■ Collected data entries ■
++++++++++++++++++++

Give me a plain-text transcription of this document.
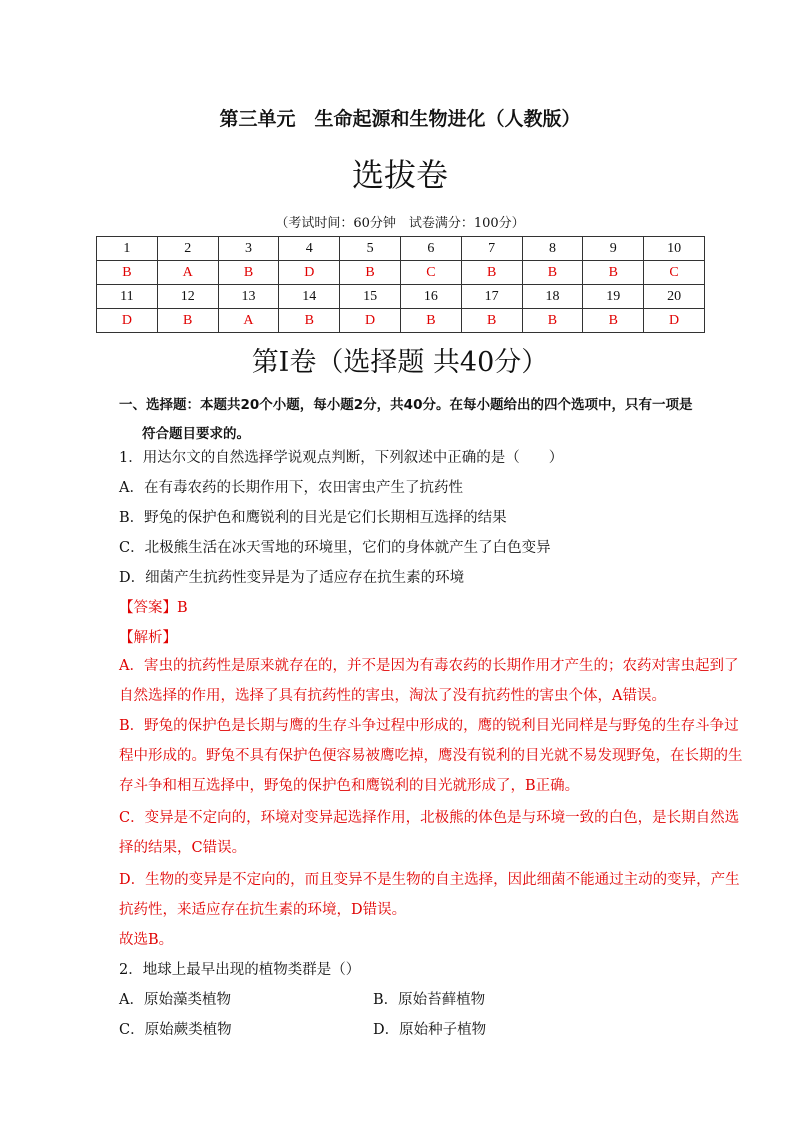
第三单元　生命起源和生物进化（人教版）
选拔卷
（考试时间：60分钟　试卷满分：100分）
1	2	3	4	5	6	7	8	9	10
B	A	B	D	B	C	B	B	B	C
11	12	13	14	15	16	17	18	19	20
D	B	A	B	D	B	B	B	B	D
第Ⅰ卷（选择题 共40分）
一、选择题：本题共20个小题，每小题2分，共40分。在每小题给出的四个选项中，只有一项是
符合题目要求的。
1．用达尔文的自然选择学说观点判断，下列叙述中正确的是（　　）
A．在有毒农药的长期作用下，农田害虫产生了抗药性
B．野兔的保护色和鹰锐利的目光是它们长期相互选择的结果
C．北极熊生活在冰天雪地的环境里，它们的身体就产生了白色变异
D．细菌产生抗药性变异是为了适应存在抗生素的环境
【答案】B
【解析】
A．害虫的抗药性是原来就存在的，并不是因为有毒农药的长期作用才产生的；农药对害虫起到了
自然选择的作用，选择了具有抗药性的害虫，淘汰了没有抗药性的害虫个体，A错误。
B．野兔的保护色是长期与鹰的生存斗争过程中形成的，鹰的锐利目光同样是与野兔的生存斗争过
程中形成的。野兔不具有保护色便容易被鹰吃掉，鹰没有锐利的目光就不易发现野兔，在长期的生
存斗争和相互选择中，野兔的保护色和鹰锐利的目光就形成了，B正确。
C．变异是不定向的，环境对变异起选择作用，北极熊的体色是与环境一致的白色，是长期自然选
择的结果，C错误。
D．生物的变异是不定向的，而且变异不是生物的自主选择，因此细菌不能通过主动的变异，产生
抗药性，来适应存在抗生素的环境，D错误。
故选B。
2．地球上最早出现的植物类群是（）
A．原始藻类植物	B．原始苔藓植物
C．原始蕨类植物	D．原始种子植物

++++++++++++++++++++

■ STATED TASK ■
Omit the pictures and output all of the other material exactly.

■ ANSWER TO THIS PROBLEM ■
Give me a plain-text transcription of this document.
第三单元　生命起源和生物进化（人教版）
选拔卷
（考试时间：60分钟　试卷满分：100分）
1	2	3	4	5	6	7	8	9	10
B	A	B	D	B	C	B	B	B	C
11	12	13	14	15	16	17	18	19	20
D	B	A	B	D	B	B	B	B	D
第Ⅰ卷（选择题 共40分）
一、选择题：本题共20个小题，每小题2分，共40分。在每小题给出的四个选项中，只有一项是
符合题目要求的。
1．用达尔文的自然选择学说观点判断，下列叙述中正确的是（　　）
A．在有毒农药的长期作用下，农田害虫产生了抗药性
B．野兔的保护色和鹰锐利的目光是它们长期相互选择的结果
C．北极熊生活在冰天雪地的环境里，它们的身体就产生了白色变异
D．细菌产生抗药性变异是为了适应存在抗生素的环境
【答案】B
【解析】
A．害虫的抗药性是原来就存在的，并不是因为有毒农药的长期作用才产生的；农药对害虫起到了
自然选择的作用，选择了具有抗药性的害虫，淘汰了没有抗药性的害虫个体，A错误。
B．野兔的保护色是长期与鹰的生存斗争过程中形成的，鹰的锐利目光同样是与野兔的生存斗争过
程中形成的。野兔不具有保护色便容易被鹰吃掉，鹰没有锐利的目光就不易发现野兔，在长期的生
存斗争和相互选择中，野兔的保护色和鹰锐利的目光就形成了，B正确。
C．变异是不定向的，环境对变异起选择作用，北极熊的体色是与环境一致的白色，是长期自然选
择的结果，C错误。
D．生物的变异是不定向的，而且变异不是生物的自主选择，因此细菌不能通过主动的变异，产生
抗药性，来适应存在抗生素的环境，D错误。
故选B。
2．地球上最早出现的植物类群是（）
A．原始藻类植物	B．原始苔藓植物
C．原始蕨类植物	D．原始种子植物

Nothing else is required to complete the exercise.